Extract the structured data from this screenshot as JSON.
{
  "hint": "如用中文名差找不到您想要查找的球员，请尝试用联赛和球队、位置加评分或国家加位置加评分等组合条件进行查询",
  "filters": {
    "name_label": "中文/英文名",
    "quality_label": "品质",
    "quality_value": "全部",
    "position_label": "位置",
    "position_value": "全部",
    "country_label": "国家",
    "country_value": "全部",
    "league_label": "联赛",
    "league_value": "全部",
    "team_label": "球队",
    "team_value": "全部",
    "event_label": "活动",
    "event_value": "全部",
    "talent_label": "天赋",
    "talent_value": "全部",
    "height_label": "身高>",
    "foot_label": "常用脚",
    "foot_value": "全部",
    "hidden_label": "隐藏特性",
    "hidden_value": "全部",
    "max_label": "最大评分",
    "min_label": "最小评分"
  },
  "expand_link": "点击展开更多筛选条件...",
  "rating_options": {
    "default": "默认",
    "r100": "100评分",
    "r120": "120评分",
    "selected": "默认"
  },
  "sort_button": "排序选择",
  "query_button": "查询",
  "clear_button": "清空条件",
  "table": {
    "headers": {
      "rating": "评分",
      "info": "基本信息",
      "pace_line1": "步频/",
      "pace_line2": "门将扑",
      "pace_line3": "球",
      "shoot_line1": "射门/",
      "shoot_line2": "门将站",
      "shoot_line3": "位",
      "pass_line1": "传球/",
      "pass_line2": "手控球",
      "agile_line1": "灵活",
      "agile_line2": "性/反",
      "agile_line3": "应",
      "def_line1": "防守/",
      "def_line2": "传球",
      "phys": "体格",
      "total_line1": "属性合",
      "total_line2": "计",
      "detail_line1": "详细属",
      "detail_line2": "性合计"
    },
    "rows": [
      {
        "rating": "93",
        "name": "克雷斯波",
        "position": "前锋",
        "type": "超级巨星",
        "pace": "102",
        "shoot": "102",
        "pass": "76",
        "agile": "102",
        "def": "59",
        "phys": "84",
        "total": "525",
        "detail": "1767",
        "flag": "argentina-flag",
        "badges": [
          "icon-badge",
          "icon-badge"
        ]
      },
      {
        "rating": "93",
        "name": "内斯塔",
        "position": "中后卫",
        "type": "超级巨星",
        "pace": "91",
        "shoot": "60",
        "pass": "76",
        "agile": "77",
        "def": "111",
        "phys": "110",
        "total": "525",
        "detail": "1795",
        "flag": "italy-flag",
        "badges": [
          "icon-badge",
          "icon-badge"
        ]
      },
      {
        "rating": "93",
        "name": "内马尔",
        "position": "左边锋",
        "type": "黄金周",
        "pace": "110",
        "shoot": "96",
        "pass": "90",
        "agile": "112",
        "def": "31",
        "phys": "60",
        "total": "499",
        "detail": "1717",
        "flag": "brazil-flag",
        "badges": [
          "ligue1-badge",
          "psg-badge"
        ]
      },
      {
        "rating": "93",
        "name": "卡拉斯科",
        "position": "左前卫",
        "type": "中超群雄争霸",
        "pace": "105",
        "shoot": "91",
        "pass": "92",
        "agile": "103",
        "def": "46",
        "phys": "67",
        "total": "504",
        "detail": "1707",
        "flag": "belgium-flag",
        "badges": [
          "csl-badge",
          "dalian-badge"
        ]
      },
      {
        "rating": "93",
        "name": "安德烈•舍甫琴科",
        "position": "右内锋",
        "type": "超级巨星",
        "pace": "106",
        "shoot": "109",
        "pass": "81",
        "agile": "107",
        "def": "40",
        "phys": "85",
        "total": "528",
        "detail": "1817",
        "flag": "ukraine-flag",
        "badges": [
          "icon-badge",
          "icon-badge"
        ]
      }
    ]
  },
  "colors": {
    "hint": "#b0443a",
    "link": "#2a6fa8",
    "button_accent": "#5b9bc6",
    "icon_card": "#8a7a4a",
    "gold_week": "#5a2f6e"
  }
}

..............................

| WHAT IS REQUIRED |
Retype all of the data shown above, word for word.

| CORRECT RESPONSE |
Extract the structured data from this screenshot as JSON.
{
  "hint": "如用中文名差找不到您想要查找的球员，请尝试用联赛和球队、位置加评分或国家加位置加评分等组合条件进行查询",
  "filters": {
    "name_label": "中文/英文名",
    "quality_label": "品质",
    "quality_value": "全部",
    "position_label": "位置",
    "position_value": "全部",
    "country_label": "国家",
    "country_value": "全部",
    "league_label": "联赛",
    "league_value": "全部",
    "team_label": "球队",
    "team_value": "全部",
    "event_label": "活动",
    "event_value": "全部",
    "talent_label": "天赋",
    "talent_value": "全部",
    "height_label": "身高>",
    "foot_label": "常用脚",
    "foot_value": "全部",
    "hidden_label": "隐藏特性",
    "hidden_value": "全部",
    "max_label": "最大评分",
    "min_label": "最小评分"
  },
  "expand_link": "点击展开更多筛选条件...",
  "rating_options": {
    "default": "默认",
    "r100": "100评分",
    "r120": "120评分",
    "selected": "默认"
  },
  "sort_button": "排序选择",
  "query_button": "查询",
  "clear_button": "清空条件",
  "table": {
    "headers": {
      "rating": "评分",
      "info": "基本信息",
      "pace_line1": "步频/",
      "pace_line2": "门将扑",
      "pace_line3": "球",
      "shoot_line1": "射门/",
      "shoot_line2": "门将站",
      "shoot_line3": "位",
      "pass_line1": "传球/",
      "pass_line2": "手控球",
      "agile_line1": "灵活",
      "agile_line2": "性/反",
      "agile_line3": "应",
      "def_line1": "防守/",
      "def_line2": "传球",
      "phys": "体格",
      "total_line1": "属性合",
      "total_line2": "计",
      "detail_line1": "详细属",
      "detail_line2": "性合计"
    },
    "rows": [
      {
        "rating": "93",
        "name": "克雷斯波",
        "position": "前锋",
        "type": "超级巨星",
        "pace": "102",
        "shoot": "102",
        "pass": "76",
        "agile": "102",
        "def": "59",
        "phys": "84",
        "total": "525",
        "detail": "1767",
        "flag": "argentina-flag",
        "badges": [
          "icon-badge",
          "icon-badge"
        ]
      },
      {
        "rating": "93",
        "name": "内斯塔",
        "position": "中后卫",
        "type": "超级巨星",
        "pace": "91",
        "shoot": "60",
        "pass": "76",
        "agile": "77",
        "def": "111",
        "phys": "110",
        "total": "525",
        "detail": "1795",
        "flag": "italy-flag",
        "badges": [
          "icon-badge",
          "icon-badge"
        ]
      },
      {
        "rating": "93",
        "name": "内马尔",
        "position": "左边锋",
        "type": "黄金周",
        "pace": "110",
        "shoot": "96",
        "pass": "90",
        "agile": "112",
        "def": "31",
        "phys": "60",
        "total": "499",
        "detail": "1717",
        "flag": "brazil-flag",
        "badges": [
          "ligue1-badge",
          "psg-badge"
        ]
      },
      {
        "rating": "93",
        "name": "卡拉斯科",
        "position": "左前卫",
        "type": "中超群雄争霸",
        "pace": "105",
        "shoot": "91",
        "pass": "92",
        "agile": "103",
        "def": "46",
        "phys": "67",
        "total": "504",
        "detail": "1707",
        "flag": "belgium-flag",
        "badges": [
          "csl-badge",
          "dalian-badge"
        ]
      },
      {
        "rating": "93",
        "name": "安德烈•舍甫琴科",
        "position": "右内锋",
        "type": "超级巨星",
        "pace": "106",
        "shoot": "109",
        "pass": "81",
        "agile": "107",
        "def": "40",
        "phys": "85",
        "total": "528",
        "detail": "1817",
        "flag": "ukraine-flag",
        "badges": [
          "icon-badge",
          "icon-badge"
        ]
      }
    ]
  },
  "colors": {
    "hint": "#b0443a",
    "link": "#2a6fa8",
    "button_accent": "#5b9bc6",
    "icon_card": "#8a7a4a",
    "gold_week": "#5a2f6e"
  }
}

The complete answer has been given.